**PROMPT:**
Below is a block of data; give all of it again word for word.

**RECORDS TO PROCESS:**
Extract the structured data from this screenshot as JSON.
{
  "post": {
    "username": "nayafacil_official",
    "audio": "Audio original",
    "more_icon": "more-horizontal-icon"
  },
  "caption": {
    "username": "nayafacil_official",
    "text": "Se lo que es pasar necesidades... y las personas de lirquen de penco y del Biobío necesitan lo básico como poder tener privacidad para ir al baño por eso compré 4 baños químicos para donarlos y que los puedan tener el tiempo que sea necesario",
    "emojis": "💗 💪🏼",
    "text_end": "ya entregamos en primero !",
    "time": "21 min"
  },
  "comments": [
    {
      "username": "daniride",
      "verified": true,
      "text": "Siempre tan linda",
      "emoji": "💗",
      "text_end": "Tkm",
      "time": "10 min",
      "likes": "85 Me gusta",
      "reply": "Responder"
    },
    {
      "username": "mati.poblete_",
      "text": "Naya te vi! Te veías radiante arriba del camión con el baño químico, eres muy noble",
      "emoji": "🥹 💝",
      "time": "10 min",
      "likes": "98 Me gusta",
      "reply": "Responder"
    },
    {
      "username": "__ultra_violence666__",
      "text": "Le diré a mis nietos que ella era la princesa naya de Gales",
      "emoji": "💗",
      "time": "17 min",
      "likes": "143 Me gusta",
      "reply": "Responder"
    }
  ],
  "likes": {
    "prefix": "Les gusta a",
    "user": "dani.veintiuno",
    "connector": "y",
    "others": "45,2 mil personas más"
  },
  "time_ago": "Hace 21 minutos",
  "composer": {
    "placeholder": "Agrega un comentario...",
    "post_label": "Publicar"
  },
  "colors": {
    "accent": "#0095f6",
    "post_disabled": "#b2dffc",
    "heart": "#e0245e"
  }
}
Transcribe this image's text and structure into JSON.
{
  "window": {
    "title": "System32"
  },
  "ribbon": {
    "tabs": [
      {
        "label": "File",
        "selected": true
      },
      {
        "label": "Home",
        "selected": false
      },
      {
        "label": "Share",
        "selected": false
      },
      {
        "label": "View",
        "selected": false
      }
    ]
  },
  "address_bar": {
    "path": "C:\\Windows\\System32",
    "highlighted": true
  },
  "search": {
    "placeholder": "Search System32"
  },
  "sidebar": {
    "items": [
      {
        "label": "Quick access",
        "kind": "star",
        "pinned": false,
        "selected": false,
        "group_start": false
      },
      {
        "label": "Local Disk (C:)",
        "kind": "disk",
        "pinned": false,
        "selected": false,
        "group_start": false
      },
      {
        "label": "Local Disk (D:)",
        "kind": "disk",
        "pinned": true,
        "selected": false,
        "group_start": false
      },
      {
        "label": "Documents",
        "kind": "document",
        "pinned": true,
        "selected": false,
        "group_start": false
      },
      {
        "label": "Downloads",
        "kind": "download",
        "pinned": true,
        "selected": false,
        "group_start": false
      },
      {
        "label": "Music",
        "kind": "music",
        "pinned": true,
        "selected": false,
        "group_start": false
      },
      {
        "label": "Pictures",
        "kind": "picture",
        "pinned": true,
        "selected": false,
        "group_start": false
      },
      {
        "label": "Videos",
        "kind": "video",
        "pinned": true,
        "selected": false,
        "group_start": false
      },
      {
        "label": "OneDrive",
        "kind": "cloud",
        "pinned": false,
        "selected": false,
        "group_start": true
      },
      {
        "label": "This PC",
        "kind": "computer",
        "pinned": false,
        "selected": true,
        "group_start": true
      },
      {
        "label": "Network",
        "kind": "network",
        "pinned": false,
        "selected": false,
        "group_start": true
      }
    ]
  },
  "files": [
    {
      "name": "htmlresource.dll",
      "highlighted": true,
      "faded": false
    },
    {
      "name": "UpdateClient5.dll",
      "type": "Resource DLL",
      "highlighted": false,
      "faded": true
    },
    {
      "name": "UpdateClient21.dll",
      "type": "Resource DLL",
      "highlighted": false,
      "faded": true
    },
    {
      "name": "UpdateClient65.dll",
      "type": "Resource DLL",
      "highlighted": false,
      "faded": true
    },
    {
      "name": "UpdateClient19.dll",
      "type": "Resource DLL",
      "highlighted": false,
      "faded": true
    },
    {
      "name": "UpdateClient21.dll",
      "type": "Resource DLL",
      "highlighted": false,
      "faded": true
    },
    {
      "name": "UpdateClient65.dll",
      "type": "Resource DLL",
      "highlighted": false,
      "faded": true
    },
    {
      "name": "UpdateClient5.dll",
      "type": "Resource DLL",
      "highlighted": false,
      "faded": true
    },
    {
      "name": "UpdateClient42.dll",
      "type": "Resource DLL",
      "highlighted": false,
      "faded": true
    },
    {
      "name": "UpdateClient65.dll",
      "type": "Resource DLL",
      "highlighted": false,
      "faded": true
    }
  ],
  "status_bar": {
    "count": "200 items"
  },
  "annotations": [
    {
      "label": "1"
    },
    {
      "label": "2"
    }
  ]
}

**REPLY:**
Extract the structured data from this screenshot as JSON.
{
  "post": {
    "username": "nayafacil_official",
    "audio": "Audio original",
    "more_icon": "more-horizontal-icon"
  },
  "caption": {
    "username": "nayafacil_official",
    "text": "Se lo que es pasar necesidades... y las personas de lirquen de penco y del Biobío necesitan lo básico como poder tener privacidad para ir al baño por eso compré 4 baños químicos para donarlos y que los puedan tener el tiempo que sea necesario",
    "emojis": "💗 💪🏼",
    "text_end": "ya entregamos en primero !",
    "time": "21 min"
  },
  "comments": [
    {
      "username": "daniride",
      "verified": true,
      "text": "Siempre tan linda",
      "emoji": "💗",
      "text_end": "Tkm",
      "time": "10 min",
      "likes": "85 Me gusta",
      "reply": "Responder"
    },
    {
      "username": "mati.poblete_",
      "text": "Naya te vi! Te veías radiante arriba del camión con el baño químico, eres muy noble",
      "emoji": "🥹 💝",
      "time": "10 min",
      "likes": "98 Me gusta",
      "reply": "Responder"
    },
    {
      "username": "__ultra_violence666__",
      "text": "Le diré a mis nietos que ella era la princesa naya de Gales",
      "emoji": "💗",
      "time": "17 min",
      "likes": "143 Me gusta",
      "reply": "Responder"
    }
  ],
  "likes": {
    "prefix": "Les gusta a",
    "user": "dani.veintiuno",
    "connector": "y",
    "others": "45,2 mil personas más"
  },
  "time_ago": "Hace 21 minutos",
  "composer": {
    "placeholder": "Agrega un comentario...",
    "post_label": "Publicar"
  },
  "colors": {
    "accent": "#0095f6",
    "post_disabled": "#b2dffc",
    "heart": "#e0245e"
  }
}
Transcribe this image's text and structure into JSON.
{
  "window": {
    "title": "System32"
  },
  "ribbon": {
    "tabs": [
      {
        "label": "File",
        "selected": true
      },
      {
        "label": "Home",
        "selected": false
      },
      {
        "label": "Share",
        "selected": false
      },
      {
        "label": "View",
        "selected": false
      }
    ]
  },
  "address_bar": {
    "path": "C:\\Windows\\System32",
    "highlighted": true
  },
  "search": {
    "placeholder": "Search System32"
  },
  "sidebar": {
    "items": [
      {
        "label": "Quick access",
        "kind": "star",
        "pinned": false,
        "selected": false,
        "group_start": false
      },
      {
        "label": "Local Disk (C:)",
        "kind": "disk",
        "pinned": false,
        "selected": false,
        "group_start": false
      },
      {
        "label": "Local Disk (D:)",
        "kind": "disk",
        "pinned": true,
        "selected": false,
        "group_start": false
      },
      {
        "label": "Documents",
        "kind": "document",
        "pinned": true,
        "selected": false,
        "group_start": false
      },
      {
        "label": "Downloads",
        "kind": "download",
        "pinned": true,
        "selected": false,
        "group_start": false
      },
      {
        "label": "Music",
        "kind": "music",
        "pinned": true,
        "selected": false,
        "group_start": false
      },
      {
        "label": "Pictures",
        "kind": "picture",
        "pinned": true,
        "selected": false,
        "group_start": false
      },
      {
        "label": "Videos",
        "kind": "video",
        "pinned": true,
        "selected": false,
        "group_start": false
      },
      {
        "label": "OneDrive",
        "kind": "cloud",
        "pinned": false,
        "selected": false,
        "group_start": true
      },
      {
        "label": "This PC",
        "kind": "computer",
        "pinned": false,
        "selected": true,
        "group_start": true
      },
      {
        "label": "Network",
        "kind": "network",
        "pinned": false,
        "selected": false,
        "group_start": true
      }
    ]
  },
  "files": [
    {
      "name": "htmlresource.dll",
      "highlighted": true,
      "faded": false
    },
    {
      "name": "UpdateClient5.dll",
      "type": "Resource DLL",
      "highlighted": false,
      "faded": true
    },
    {
      "name": "UpdateClient21.dll",
      "type": "Resource DLL",
      "highlighted": false,
      "faded": true
    },
    {
      "name": "UpdateClient65.dll",
      "type": "Resource DLL",
      "highlighted": false,
      "faded": true
    },
    {
      "name": "UpdateClient19.dll",
      "type": "Resource DLL",
      "highlighted": false,
      "faded": true
    },
    {
      "name": "UpdateClient21.dll",
      "type": "Resource DLL",
      "highlighted": false,
      "faded": true
    },
    {
      "name": "UpdateClient65.dll",
      "type": "Resource DLL",
      "highlighted": false,
      "faded": true
    },
    {
      "name": "UpdateClient5.dll",
      "type": "Resource DLL",
      "highlighted": false,
      "faded": true
    },
    {
      "name": "UpdateClient42.dll",
      "type": "Resource DLL",
      "highlighted": false,
      "faded": true
    },
    {
      "name": "UpdateClient65.dll",
      "type": "Resource DLL",
      "highlighted": false,
      "faded": true
    }
  ],
  "status_bar": {
    "count": "200 items"
  },
  "annotations": [
    {
      "label": "1"
    },
    {
      "label": "2"
    }
  ]
}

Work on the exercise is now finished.